━━━━━ SUPPLIED TEXT ━━━━━

Two hours late, still not ready

Two hours late, still not ready

Margaret was all ready for her date. She was wearing her best outfit, her hair was fixed, her makeup was perfect. Imagine her disappointment when her date didn’t show up! After an hour of waiting, Margaret decided that he wasn’t going to come. She changed into her pajamas, washed off her makeup, gathered up a bunch of junk food, and parked herself in front of the television for the evening. As soon as she got involved in her favorite show, there was a knock on the door. She opened it to find her handsome date standing on the doorstep. He stared at her in shock, then said in disbelief, “I’m two hours late, and you’re still not ready?”

In our culture a beautiful spiritual message is built into the system as we get ready for the season of Advent. We have this incredible internal awareness that we lack something. It is a wonderful place for us to start. That is when we start making lists of things we don’t have, or least we are able to convince ourselves that we don’t have.

━━━━━

▶ _DIRECTION 1_
In the Advent reflection, how long did Margaret wait before deciding her date wasn't coming?
▶ _DIRECTION 2_
Pull out everything from "In our culture" down to "we don’t have." in the Advent reflection, word for word.
The material that follows has no connection to the Advent reflection.

━━━━━ DATASET EXCERPTS ━━━━━

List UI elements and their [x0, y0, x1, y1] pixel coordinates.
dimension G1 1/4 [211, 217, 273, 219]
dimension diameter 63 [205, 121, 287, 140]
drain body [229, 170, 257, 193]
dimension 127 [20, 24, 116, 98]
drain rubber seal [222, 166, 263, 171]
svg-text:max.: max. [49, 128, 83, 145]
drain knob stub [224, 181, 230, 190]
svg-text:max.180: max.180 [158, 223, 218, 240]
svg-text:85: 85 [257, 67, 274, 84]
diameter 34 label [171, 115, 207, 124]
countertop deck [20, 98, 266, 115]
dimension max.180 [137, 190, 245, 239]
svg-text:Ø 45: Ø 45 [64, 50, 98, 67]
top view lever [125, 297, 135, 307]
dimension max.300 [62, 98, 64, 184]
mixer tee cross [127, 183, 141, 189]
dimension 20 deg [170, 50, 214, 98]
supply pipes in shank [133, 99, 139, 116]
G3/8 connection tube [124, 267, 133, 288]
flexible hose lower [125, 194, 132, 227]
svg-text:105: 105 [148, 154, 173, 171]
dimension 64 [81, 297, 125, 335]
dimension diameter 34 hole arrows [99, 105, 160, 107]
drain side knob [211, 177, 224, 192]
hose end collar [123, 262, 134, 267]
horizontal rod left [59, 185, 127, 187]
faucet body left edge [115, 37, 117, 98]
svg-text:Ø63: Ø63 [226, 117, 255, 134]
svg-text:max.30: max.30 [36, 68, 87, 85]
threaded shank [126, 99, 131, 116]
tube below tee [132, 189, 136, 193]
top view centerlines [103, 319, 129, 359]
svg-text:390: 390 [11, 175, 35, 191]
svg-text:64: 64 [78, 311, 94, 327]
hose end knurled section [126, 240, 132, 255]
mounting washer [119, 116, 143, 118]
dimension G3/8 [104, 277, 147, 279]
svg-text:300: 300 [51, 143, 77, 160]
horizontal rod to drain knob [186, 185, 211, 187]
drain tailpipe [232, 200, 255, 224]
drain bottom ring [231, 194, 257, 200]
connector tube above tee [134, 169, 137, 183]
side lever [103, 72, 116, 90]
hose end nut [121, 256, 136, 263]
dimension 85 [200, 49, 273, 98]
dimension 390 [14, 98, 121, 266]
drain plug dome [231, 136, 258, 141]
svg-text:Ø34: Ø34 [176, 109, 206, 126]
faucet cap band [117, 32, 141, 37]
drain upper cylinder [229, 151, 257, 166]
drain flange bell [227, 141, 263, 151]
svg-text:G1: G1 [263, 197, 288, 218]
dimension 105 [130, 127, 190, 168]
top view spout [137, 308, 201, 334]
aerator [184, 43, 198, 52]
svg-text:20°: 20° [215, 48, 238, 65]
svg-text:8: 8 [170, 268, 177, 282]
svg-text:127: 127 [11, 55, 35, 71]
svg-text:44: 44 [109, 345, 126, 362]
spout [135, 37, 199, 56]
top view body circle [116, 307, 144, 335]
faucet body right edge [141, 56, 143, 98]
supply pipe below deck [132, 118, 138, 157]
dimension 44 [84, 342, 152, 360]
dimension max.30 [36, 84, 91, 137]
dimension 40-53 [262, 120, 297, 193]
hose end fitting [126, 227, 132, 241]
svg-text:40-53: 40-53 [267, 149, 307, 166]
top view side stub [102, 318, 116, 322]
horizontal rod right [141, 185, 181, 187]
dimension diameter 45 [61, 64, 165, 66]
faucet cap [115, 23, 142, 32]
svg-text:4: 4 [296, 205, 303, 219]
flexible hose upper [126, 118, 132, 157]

━━━━━
━━━━━ DATASET EXCERPTS ━━━━━

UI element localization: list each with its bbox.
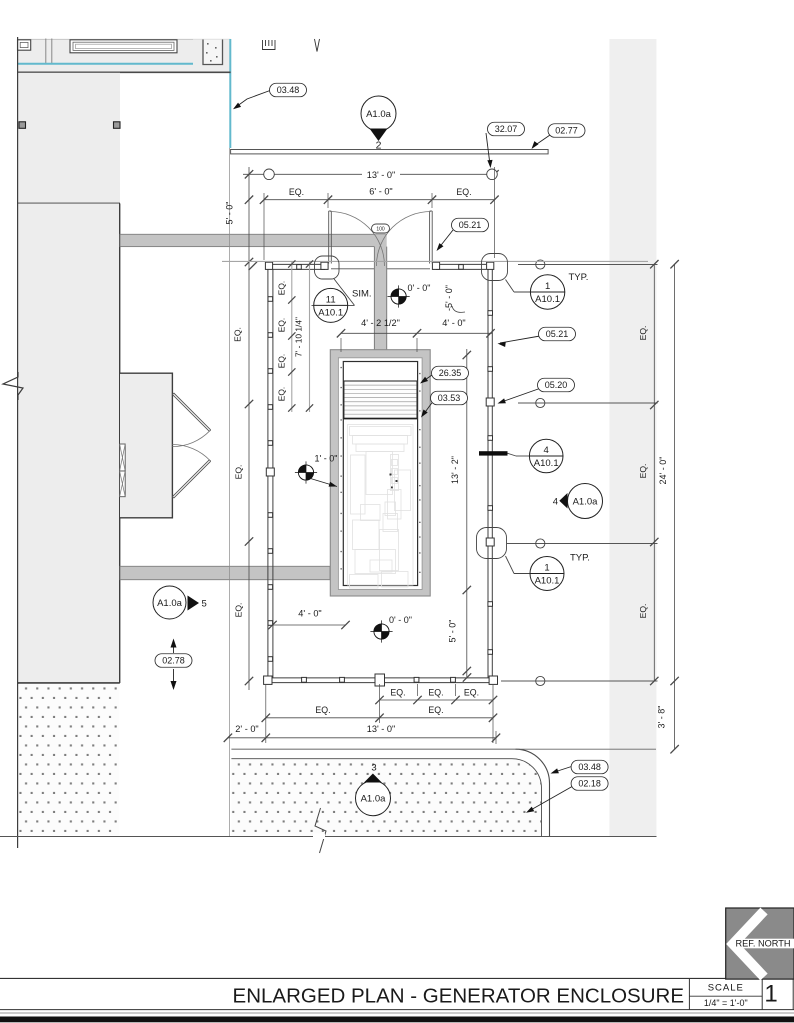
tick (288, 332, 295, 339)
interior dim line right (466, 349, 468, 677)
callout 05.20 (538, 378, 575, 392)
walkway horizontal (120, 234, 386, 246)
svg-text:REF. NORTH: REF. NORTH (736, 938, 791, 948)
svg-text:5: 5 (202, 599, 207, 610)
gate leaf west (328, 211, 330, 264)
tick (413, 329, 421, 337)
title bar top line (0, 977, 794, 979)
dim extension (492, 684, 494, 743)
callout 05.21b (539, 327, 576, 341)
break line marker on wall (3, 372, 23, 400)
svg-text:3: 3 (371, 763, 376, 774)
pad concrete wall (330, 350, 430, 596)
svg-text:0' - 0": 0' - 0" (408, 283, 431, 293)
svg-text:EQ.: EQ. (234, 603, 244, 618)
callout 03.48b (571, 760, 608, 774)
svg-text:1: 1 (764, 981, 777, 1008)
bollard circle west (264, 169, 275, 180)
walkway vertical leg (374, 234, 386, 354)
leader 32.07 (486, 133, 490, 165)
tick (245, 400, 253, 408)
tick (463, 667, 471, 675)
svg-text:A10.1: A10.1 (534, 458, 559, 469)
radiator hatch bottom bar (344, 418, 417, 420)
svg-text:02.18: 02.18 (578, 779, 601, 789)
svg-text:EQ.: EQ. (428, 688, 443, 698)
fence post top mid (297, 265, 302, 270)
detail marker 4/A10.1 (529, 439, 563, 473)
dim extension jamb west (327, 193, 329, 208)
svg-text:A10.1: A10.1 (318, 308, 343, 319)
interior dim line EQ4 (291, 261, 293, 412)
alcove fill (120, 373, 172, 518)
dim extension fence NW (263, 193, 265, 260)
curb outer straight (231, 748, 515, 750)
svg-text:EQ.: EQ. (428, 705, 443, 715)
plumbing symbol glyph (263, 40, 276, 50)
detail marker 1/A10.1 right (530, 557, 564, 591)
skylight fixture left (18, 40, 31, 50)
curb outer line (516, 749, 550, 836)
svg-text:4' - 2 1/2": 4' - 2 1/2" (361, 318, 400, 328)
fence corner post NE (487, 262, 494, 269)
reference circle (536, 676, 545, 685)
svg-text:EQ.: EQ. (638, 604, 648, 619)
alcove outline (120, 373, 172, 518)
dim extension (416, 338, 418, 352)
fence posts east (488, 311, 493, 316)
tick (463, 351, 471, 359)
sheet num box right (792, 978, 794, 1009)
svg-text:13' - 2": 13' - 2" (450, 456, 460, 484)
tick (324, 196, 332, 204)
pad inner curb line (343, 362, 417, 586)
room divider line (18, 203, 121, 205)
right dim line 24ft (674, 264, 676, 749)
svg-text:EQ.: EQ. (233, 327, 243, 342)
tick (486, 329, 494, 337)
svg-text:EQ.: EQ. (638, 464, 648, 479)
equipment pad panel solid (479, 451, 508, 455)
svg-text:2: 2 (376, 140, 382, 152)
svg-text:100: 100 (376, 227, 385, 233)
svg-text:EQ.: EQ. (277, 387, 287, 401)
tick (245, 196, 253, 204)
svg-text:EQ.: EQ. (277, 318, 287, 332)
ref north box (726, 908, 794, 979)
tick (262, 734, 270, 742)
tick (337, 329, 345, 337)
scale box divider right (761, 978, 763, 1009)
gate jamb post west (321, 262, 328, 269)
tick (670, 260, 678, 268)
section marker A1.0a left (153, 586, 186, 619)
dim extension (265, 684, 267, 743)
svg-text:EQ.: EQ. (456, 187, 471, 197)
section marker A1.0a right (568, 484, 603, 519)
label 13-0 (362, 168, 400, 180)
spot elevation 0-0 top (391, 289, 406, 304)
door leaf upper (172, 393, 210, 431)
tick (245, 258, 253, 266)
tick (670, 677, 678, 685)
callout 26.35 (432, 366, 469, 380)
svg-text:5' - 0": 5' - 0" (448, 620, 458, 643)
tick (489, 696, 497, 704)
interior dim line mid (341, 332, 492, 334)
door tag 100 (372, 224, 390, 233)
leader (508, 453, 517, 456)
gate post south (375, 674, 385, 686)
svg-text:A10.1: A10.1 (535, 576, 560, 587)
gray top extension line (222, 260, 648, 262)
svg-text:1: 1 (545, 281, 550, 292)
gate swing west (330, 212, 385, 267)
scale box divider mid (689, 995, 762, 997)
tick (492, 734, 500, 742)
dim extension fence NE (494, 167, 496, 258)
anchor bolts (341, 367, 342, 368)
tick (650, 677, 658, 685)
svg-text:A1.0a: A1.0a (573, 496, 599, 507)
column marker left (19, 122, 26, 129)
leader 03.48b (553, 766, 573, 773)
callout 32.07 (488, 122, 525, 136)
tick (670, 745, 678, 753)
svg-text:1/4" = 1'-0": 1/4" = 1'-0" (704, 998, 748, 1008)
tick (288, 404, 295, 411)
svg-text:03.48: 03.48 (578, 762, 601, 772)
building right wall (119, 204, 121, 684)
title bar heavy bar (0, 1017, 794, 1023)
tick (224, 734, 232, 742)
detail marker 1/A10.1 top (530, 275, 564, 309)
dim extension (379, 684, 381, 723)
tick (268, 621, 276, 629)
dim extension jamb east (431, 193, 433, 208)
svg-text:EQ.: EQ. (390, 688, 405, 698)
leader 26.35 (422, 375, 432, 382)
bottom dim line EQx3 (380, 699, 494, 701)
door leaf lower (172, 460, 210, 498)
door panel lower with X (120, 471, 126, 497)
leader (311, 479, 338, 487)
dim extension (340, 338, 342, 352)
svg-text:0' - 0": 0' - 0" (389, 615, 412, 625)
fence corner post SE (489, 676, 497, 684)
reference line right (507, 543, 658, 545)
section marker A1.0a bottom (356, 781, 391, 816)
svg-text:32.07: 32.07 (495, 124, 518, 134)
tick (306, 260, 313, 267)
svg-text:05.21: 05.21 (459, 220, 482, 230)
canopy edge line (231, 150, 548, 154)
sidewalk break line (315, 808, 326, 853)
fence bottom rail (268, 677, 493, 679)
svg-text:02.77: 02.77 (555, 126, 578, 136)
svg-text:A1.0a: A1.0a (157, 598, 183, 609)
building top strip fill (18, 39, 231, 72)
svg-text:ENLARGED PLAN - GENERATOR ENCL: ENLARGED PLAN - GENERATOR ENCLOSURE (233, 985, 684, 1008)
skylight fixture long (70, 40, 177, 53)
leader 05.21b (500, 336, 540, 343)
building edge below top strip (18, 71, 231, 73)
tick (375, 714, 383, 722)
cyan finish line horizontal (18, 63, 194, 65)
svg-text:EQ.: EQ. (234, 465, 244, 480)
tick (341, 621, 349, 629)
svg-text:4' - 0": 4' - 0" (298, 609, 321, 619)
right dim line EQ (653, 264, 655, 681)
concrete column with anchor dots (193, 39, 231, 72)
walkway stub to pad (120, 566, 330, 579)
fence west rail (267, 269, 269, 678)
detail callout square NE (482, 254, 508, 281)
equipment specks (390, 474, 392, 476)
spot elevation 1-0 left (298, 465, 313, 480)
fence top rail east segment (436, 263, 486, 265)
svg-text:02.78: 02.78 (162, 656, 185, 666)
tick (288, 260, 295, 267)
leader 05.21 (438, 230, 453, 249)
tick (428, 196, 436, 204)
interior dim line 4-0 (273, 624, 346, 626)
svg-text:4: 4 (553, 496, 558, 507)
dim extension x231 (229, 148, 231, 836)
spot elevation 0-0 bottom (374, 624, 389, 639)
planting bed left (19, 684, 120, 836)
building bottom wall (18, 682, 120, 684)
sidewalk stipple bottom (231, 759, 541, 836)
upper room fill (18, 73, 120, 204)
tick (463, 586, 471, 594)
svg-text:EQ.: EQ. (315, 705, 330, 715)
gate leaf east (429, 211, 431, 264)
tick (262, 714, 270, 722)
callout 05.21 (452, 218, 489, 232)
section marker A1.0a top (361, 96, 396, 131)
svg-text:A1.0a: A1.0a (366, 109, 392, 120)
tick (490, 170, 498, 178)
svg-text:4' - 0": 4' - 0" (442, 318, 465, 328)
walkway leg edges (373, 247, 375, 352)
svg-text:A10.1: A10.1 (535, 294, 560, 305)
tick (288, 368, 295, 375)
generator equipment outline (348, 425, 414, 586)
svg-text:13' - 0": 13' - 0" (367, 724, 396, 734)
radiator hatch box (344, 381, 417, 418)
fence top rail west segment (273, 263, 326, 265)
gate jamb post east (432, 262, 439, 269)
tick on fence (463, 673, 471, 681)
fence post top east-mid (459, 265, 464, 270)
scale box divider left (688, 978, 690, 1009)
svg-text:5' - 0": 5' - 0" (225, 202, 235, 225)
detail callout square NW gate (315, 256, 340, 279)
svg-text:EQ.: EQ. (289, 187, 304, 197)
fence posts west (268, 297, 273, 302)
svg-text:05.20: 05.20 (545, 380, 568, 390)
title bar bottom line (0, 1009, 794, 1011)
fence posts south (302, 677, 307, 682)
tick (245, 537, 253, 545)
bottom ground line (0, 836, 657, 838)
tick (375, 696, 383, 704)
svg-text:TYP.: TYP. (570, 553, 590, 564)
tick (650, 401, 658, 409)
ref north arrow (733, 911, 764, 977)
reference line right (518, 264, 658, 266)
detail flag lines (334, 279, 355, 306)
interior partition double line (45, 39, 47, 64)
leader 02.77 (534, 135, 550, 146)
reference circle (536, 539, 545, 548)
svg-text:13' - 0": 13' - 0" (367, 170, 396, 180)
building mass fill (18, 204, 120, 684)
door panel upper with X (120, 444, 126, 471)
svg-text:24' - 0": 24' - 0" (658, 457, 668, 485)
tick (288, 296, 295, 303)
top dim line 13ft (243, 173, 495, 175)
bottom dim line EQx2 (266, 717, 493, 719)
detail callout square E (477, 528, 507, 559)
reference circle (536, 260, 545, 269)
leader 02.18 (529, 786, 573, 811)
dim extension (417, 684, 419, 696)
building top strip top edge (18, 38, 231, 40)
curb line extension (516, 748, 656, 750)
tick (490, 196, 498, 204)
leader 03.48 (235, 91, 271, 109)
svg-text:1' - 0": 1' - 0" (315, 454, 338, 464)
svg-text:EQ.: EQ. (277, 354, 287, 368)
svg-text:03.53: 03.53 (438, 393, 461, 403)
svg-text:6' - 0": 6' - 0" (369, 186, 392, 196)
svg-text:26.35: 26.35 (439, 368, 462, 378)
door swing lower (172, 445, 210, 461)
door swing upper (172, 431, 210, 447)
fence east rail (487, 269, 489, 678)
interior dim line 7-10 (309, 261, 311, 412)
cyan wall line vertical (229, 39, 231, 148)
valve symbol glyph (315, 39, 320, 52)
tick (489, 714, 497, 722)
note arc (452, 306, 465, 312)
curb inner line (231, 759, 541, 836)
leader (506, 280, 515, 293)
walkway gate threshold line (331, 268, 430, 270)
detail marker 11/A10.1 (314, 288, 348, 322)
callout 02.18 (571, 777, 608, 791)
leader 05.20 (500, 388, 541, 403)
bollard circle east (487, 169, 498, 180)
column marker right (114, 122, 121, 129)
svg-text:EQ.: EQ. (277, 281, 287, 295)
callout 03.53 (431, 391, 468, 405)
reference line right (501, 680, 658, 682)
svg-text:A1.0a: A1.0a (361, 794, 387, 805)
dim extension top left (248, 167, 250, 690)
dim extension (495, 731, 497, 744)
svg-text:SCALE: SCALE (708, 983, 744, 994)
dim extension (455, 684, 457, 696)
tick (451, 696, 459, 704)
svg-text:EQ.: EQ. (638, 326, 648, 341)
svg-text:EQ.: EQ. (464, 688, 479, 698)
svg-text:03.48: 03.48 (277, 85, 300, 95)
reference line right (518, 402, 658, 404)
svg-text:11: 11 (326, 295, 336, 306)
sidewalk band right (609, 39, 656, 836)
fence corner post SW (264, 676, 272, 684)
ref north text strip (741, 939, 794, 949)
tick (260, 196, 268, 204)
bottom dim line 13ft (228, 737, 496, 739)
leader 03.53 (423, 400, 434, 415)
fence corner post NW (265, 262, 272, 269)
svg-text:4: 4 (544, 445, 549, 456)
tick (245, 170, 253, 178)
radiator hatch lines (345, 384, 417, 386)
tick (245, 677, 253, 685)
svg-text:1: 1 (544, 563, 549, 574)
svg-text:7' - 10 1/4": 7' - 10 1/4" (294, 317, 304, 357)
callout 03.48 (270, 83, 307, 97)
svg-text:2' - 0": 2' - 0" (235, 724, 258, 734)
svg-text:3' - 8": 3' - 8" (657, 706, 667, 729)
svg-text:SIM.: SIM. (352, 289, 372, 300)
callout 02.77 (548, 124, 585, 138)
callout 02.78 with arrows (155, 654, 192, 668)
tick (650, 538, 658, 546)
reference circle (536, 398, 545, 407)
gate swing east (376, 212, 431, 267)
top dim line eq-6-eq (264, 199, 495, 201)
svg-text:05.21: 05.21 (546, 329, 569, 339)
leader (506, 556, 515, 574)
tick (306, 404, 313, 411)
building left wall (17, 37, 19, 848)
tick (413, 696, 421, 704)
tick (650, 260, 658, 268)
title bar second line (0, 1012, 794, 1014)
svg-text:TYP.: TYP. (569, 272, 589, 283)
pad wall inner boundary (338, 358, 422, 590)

━━━━━

▶ _RESULT 1_
An hour.

▶ _RESULT 2_
In our culture a beautiful spiritual message is built into the system as we get ready for the season of Advent. We have this incredible internal awareness that we lack something. It is a wonderful place for us to start. That is when we start making lists of things we don’t have, or least we are able to convince ourselves that we don’t have.